» Given instruction
Without the pictures, repeat the listing character for character.

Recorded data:
+ + + + +

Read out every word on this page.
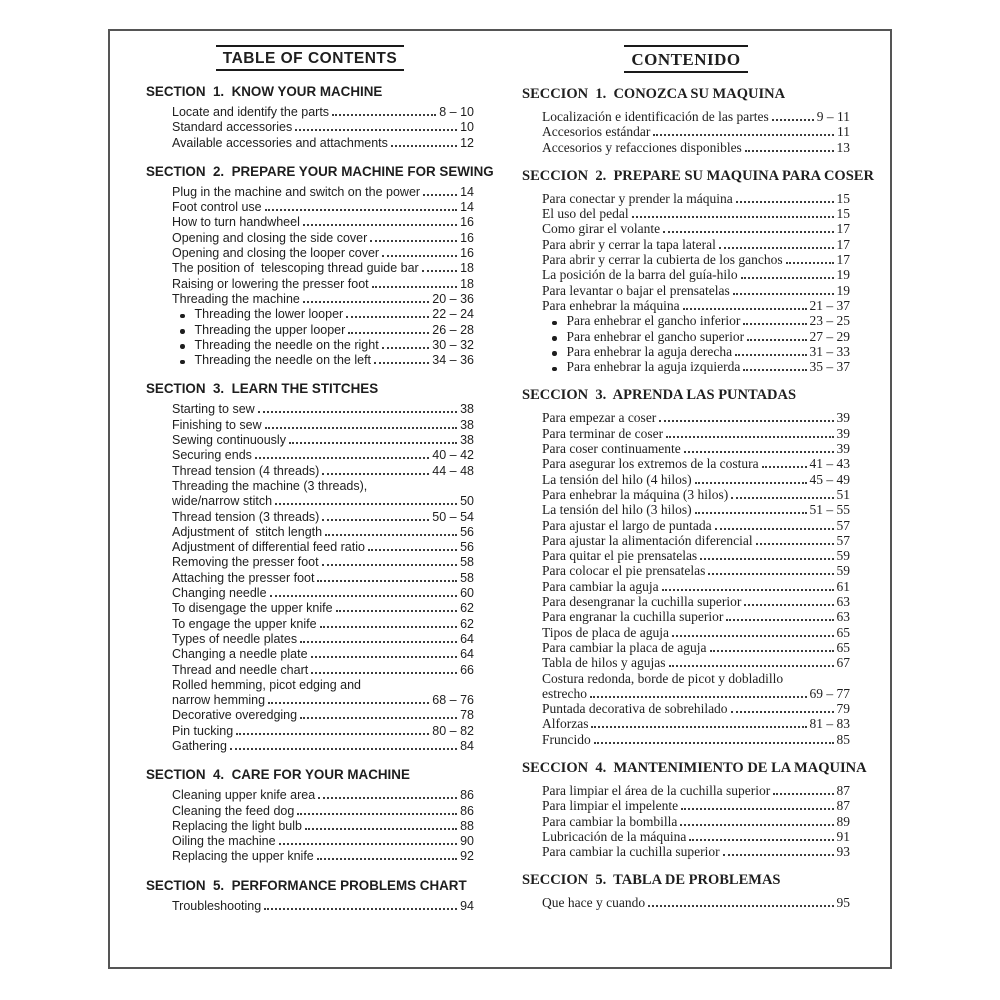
TABLE OF CONTENTS
SECTION  1.  KNOW YOUR MACHINE
Locate and identify the parts	8 – 10
Standard accessories	10
Available accessories and attachments	12
SECTION  2.  PREPARE YOUR MACHINE FOR SEWING
Plug in the machine and switch on the power	14
Foot control use	14
How to turn handwheel	16
Opening and closing the side cover	16
Opening and closing the looper cover	16
The position of  telescoping thread guide bar	18
Raising or lowering the presser foot	18
Threading the machine	20 – 36
Threading the lower looper	22 – 24
Threading the upper looper	26 – 28
Threading the needle on the right	30 – 32
Threading the needle on the left	34 – 36
SECTION  3.  LEARN THE STITCHES
Starting to sew	38
Finishing to sew	38
Sewing continuously	38
Securing ends	40 – 42
Thread tension (4 threads)	44 – 48
Threading the machine (3 threads),
wide/narrow stitch	50
Thread tension (3 threads)	50 – 54
Adjustment of  stitch length	56
Adjustment of differential feed ratio	56
Removing the presser foot	58
Attaching the presser foot	58
Changing needle	60
To disengage the upper knife	62
To engage the upper knife	62
Types of needle plates	64
Changing a needle plate	64
Thread and needle chart	66
Rolled hemming, picot edging and
narrow hemming	68 – 76
Decorative overedging	78
Pin tucking	80 – 82
Gathering	84
SECTION  4.  CARE FOR YOUR MACHINE
Cleaning upper knife area	86
Cleaning the feed dog	86
Replacing the light bulb	88
Oiling the machine	90
Replacing the upper knife	92
SECTION  5.  PERFORMANCE PROBLEMS CHART
Troubleshooting	94
CONTENIDO
SECCION  1.  CONOZCA SU MAQUINA
Localización e identificación de las partes	9 – 11
Accesorios estándar	11
Accesorios y refacciones disponibles	13
SECCION  2.  PREPARE SU MAQUINA PARA COSER
Para conectar y prender la máquina	15
El uso del pedal	15
Como girar el volante	17
Para abrir y cerrar la tapa lateral	17
Para abrir y cerrar la cubierta de los ganchos	17
La posición de la barra del guía-hilo	19
Para levantar o bajar el prensatelas	19
Para enhebrar la máquina	21 – 37
Para enhebrar el gancho inferior	23 – 25
Para enhebrar el gancho superior	27 – 29
Para enhebrar la aguja derecha	31 – 33
Para enhebrar la aguja izquierda	35 – 37
SECCION  3.  APRENDA LAS PUNTADAS
Para empezar a coser	39
Para terminar de coser	39
Para coser continuamente	39
Para asegurar los extremos de la costura	41 – 43
La tensión del hilo (4 hilos)	45 – 49
Para enhebrar la máquina (3 hilos)	51
La tensión del hilo (3 hilos)	51 – 55
Para ajustar el largo de puntada	57
Para ajustar la alimentación diferencial	57
Para quitar el pie prensatelas	59
Para colocar el pie prensatelas	59
Para cambiar la aguja	61
Para desengranar la cuchilla superior	63
Para engranar la cuchilla superior	63
Tipos de placa de aguja	65
Para cambiar la placa de aguja	65
Tabla de hilos y agujas	67
Costura redonda, borde de picot y dobladillo
estrecho	69 – 77
Puntada decorativa de sobrehilado	79
Alforzas	81 – 83
Fruncido	85
SECCION  4.  MANTENIMIENTO DE LA MAQUINA
Para limpiar el área de la cuchilla superior	87
Para limpiar el impelente	87
Para cambiar la bombilla	89
Lubricación de la máquina	91
Para cambiar la cuchilla superior	93
SECCION  5.  TABLA DE PROBLEMAS
Que hace y cuando	95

+ + + + +

» Solution for this exercise
Read out every word on this page.
TABLE OF CONTENTS
SECTION  1.  KNOW YOUR MACHINE
Locate and identify the parts	8 – 10
Standard accessories	10
Available accessories and attachments	12
SECTION  2.  PREPARE YOUR MACHINE FOR SEWING
Plug in the machine and switch on the power	14
Foot control use	14
How to turn handwheel	16
Opening and closing the side cover	16
Opening and closing the looper cover	16
The position of  telescoping thread guide bar	18
Raising or lowering the presser foot	18
Threading the machine	20 – 36
Threading the lower looper	22 – 24
Threading the upper looper	26 – 28
Threading the needle on the right	30 – 32
Threading the needle on the left	34 – 36
SECTION  3.  LEARN THE STITCHES
Starting to sew	38
Finishing to sew	38
Sewing continuously	38
Securing ends	40 – 42
Thread tension (4 threads)	44 – 48
Threading the machine (3 threads),
wide/narrow stitch	50
Thread tension (3 threads)	50 – 54
Adjustment of  stitch length	56
Adjustment of differential feed ratio	56
Removing the presser foot	58
Attaching the presser foot	58
Changing needle	60
To disengage the upper knife	62
To engage the upper knife	62
Types of needle plates	64
Changing a needle plate	64
Thread and needle chart	66
Rolled hemming, picot edging and
narrow hemming	68 – 76
Decorative overedging	78
Pin tucking	80 – 82
Gathering	84
SECTION  4.  CARE FOR YOUR MACHINE
Cleaning upper knife area	86
Cleaning the feed dog	86
Replacing the light bulb	88
Oiling the machine	90
Replacing the upper knife	92
SECTION  5.  PERFORMANCE PROBLEMS CHART
Troubleshooting	94
CONTENIDO
SECCION  1.  CONOZCA SU MAQUINA
Localización e identificación de las partes	9 – 11
Accesorios estándar	11
Accesorios y refacciones disponibles	13
SECCION  2.  PREPARE SU MAQUINA PARA COSER
Para conectar y prender la máquina	15
El uso del pedal	15
Como girar el volante	17
Para abrir y cerrar la tapa lateral	17
Para abrir y cerrar la cubierta de los ganchos	17
La posición de la barra del guía-hilo	19
Para levantar o bajar el prensatelas	19
Para enhebrar la máquina	21 – 37
Para enhebrar el gancho inferior	23 – 25
Para enhebrar el gancho superior	27 – 29
Para enhebrar la aguja derecha	31 – 33
Para enhebrar la aguja izquierda	35 – 37
SECCION  3.  APRENDA LAS PUNTADAS
Para empezar a coser	39
Para terminar de coser	39
Para coser continuamente	39
Para asegurar los extremos de la costura	41 – 43
La tensión del hilo (4 hilos)	45 – 49
Para enhebrar la máquina (3 hilos)	51
La tensión del hilo (3 hilos)	51 – 55
Para ajustar el largo de puntada	57
Para ajustar la alimentación diferencial	57
Para quitar el pie prensatelas	59
Para colocar el pie prensatelas	59
Para cambiar la aguja	61
Para desengranar la cuchilla superior	63
Para engranar la cuchilla superior	63
Tipos de placa de aguja	65
Para cambiar la placa de aguja	65
Tabla de hilos y agujas	67
Costura redonda, borde de picot y dobladillo
estrecho	69 – 77
Puntada decorativa de sobrehilado	79
Alforzas	81 – 83
Fruncido	85
SECCION  4.  MANTENIMIENTO DE LA MAQUINA
Para limpiar el área de la cuchilla superior	87
Para limpiar el impelente	87
Para cambiar la bombilla	89
Lubricación de la máquina	91
Para cambiar la cuchilla superior	93
SECCION  5.  TABLA DE PROBLEMAS
Que hace y cuando	95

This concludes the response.